● **Page text**:
Revealing CNN Architectures via Side-Channel Analysis in Dataflow-based Inference Accelerators

TL;DR

This work addresses the privacy risk of architecture leakage from CNNs deployed on dataflow-based edge accelerators. It introduces a memory-based side-channel attack that exploits inherent data reuse in weight-stationary and output-stationary dataflows to recover CNN structures and parameters layer-by-layer. The authors demonstrate full architectural recovery for Lenet, AlexNet, VGG-16, and YOLOv2, both in simulation and on FPGA hardware, highlighting concrete parameter extractions for Conv, FC, and pooling layers and discussing mitigations. The results emphasize the practical threat of side-channel leakage in edge inference and motivate defenses that obscure memory-access patterns in dataflow accelerators.

Abstract

Convolutional Neural Networks (CNNs) are widely used in various domains, including image recognition, medical diagnosis and autonomous driving. Recent advances in dataflow-based CNN accelerators have enabled CNN inference in resource-constrained edge devices. These dataflow accelerators utilize inherent data reuse of convolution layers to process CNN models efficiently. Concealing the architecture of CNN models is critical for privacy and security. This article evaluates memory-based side-channel information to recover CNN architectures from dataflow-based CNN inference accelerators. The proposed attack exploits spatial and temporal data reuse of the dataflow mapping on CNN accelerators and architectural hints to recover the structure of CNN models. Experimental results demonstrate that our proposed side-channel attack can recover the structures of popular CNN models, namely, Lenet, Alexnet, VGGnet16, and YOLOv2.

Figures (9)

● **Listed records**:
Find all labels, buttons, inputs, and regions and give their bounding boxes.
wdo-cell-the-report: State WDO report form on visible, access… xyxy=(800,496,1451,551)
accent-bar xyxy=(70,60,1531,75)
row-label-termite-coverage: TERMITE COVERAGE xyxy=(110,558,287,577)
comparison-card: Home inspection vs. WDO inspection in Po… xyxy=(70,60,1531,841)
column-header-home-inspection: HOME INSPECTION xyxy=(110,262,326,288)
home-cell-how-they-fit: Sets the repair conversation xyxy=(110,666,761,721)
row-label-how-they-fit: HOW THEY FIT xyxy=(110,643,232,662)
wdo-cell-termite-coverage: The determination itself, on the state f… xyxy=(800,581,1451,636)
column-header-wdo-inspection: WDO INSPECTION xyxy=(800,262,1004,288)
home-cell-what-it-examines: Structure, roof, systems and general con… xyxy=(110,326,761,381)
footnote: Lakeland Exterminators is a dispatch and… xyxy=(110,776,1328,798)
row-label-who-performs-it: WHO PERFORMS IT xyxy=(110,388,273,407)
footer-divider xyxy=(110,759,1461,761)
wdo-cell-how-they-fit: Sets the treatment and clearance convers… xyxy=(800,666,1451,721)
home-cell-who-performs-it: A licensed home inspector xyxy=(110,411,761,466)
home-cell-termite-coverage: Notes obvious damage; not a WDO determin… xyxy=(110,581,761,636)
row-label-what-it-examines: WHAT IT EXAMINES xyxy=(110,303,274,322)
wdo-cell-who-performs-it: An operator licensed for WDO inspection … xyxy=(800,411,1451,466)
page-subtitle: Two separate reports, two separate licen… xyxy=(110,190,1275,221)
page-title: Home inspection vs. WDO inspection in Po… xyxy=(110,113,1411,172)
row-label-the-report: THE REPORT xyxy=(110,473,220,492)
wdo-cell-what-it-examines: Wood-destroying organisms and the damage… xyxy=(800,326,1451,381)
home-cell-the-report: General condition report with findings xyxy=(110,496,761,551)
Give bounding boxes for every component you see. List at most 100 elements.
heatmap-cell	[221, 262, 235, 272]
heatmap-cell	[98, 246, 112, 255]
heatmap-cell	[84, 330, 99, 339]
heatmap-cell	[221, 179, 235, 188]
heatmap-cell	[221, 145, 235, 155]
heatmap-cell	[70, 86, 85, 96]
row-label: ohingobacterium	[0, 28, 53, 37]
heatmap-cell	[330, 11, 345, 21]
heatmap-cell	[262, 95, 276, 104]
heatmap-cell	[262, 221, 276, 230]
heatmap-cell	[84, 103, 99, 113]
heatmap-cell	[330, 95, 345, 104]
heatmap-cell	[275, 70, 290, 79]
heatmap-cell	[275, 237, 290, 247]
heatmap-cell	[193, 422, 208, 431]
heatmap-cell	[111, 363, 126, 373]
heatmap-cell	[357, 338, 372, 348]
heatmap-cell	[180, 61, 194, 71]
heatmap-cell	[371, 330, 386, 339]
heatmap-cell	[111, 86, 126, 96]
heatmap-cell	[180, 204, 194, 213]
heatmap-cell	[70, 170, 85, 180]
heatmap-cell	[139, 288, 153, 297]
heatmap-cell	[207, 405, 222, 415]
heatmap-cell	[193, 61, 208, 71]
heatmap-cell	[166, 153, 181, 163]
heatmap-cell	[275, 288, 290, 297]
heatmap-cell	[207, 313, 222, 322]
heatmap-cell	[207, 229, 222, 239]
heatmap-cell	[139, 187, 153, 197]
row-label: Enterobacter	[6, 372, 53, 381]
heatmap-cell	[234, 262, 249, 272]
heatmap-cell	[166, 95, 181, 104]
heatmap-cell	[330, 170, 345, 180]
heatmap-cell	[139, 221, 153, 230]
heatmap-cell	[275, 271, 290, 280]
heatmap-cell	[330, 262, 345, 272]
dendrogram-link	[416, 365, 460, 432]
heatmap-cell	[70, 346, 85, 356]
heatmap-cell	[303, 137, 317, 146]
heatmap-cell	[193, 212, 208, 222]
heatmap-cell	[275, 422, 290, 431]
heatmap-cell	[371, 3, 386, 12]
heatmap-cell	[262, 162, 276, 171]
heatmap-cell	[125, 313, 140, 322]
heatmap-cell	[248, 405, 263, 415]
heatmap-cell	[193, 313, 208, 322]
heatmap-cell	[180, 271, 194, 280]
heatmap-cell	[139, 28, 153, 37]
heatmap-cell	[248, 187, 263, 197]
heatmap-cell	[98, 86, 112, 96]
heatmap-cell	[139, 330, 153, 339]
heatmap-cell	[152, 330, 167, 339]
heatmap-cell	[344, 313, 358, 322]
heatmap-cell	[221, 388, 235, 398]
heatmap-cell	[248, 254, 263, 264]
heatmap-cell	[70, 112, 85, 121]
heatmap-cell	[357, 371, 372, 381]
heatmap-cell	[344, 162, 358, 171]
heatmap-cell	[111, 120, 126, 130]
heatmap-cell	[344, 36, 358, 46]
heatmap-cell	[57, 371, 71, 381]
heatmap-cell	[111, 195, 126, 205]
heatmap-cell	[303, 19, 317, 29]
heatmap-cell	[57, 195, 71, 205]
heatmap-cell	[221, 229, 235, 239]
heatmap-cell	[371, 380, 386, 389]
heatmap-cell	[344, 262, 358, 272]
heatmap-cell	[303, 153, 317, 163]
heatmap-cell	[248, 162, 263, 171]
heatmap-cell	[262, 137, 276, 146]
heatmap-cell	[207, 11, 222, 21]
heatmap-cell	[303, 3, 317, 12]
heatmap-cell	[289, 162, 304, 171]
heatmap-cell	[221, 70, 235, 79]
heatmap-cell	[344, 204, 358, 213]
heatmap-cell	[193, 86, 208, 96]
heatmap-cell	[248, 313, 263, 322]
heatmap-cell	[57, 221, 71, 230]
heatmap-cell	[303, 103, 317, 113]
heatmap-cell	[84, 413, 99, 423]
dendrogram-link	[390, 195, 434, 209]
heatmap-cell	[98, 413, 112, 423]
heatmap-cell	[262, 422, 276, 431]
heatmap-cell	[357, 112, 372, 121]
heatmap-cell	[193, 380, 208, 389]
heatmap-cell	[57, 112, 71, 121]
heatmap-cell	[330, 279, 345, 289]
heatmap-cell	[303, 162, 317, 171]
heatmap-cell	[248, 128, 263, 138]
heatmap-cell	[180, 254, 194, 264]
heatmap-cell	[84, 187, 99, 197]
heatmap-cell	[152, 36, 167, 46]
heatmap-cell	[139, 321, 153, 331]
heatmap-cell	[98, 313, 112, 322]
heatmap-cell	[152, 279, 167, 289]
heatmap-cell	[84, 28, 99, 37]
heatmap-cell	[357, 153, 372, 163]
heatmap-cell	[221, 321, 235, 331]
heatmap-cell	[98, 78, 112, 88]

● **Assignment A**: According to the side-channel page, which two dataflows have the data reuse that the attack exploits?
● **Assignment B**: Duplicate everything in the side-channel page from "Revealing CNN Architectures" down to "in dataflow accelerators.".
● **Assignment C**: Rewrite the paragraph of the side-channel page that begins "Convolutional Neural Networks (CNNs) are widely used" as a short bulleted list that keeps its main facts.
The listing above comes from a different source than the side-channel page.

● **Response box A**: Weight-stationary and output-stationary dataflows.

● **Response box B**:
Revealing CNN Architectures via Side-Channel Analysis in Dataflow-based Inference Accelerators

TL;DR

This work addresses the privacy risk of architecture leakage from CNNs deployed on dataflow-based edge accelerators. It introduces a memory-based side-channel attack that exploits inherent data reuse in weight-stationary and output-stationary dataflows to recover CNN structures and parameters layer-by-layer. The authors demonstrate full architectural recovery for Lenet, AlexNet, VGG-16, and YOLOv2, both in simulation and on FPGA hardware, highlighting concrete parameter extractions for Conv, FC, and pooling layers and discussing mitigations. The results emphasize the practical threat of side-channel leakage in edge inference and motivate defenses that obscure memory-access patterns in dataflow accelerators.

● **Response box C**:
- CNNs are used in image recognition, medical diagnosis and autonomous driving.
- Dataflow-based CNN accelerators now allow CNN inference on resource-constrained edge devices by exploiting the data reuse of convolution layers.
- Keeping CNN architectures hidden matters for privacy and security.
- The article evaluates memory-based side-channel information to recover CNN architectures from these accelerators.
- The attack uses spatial and temporal data reuse of the dataflow mapping, plus architectural hints.
- Experiments show it recovers the structures of Lenet, Alexnet, VGGnet16 and YOLOv2.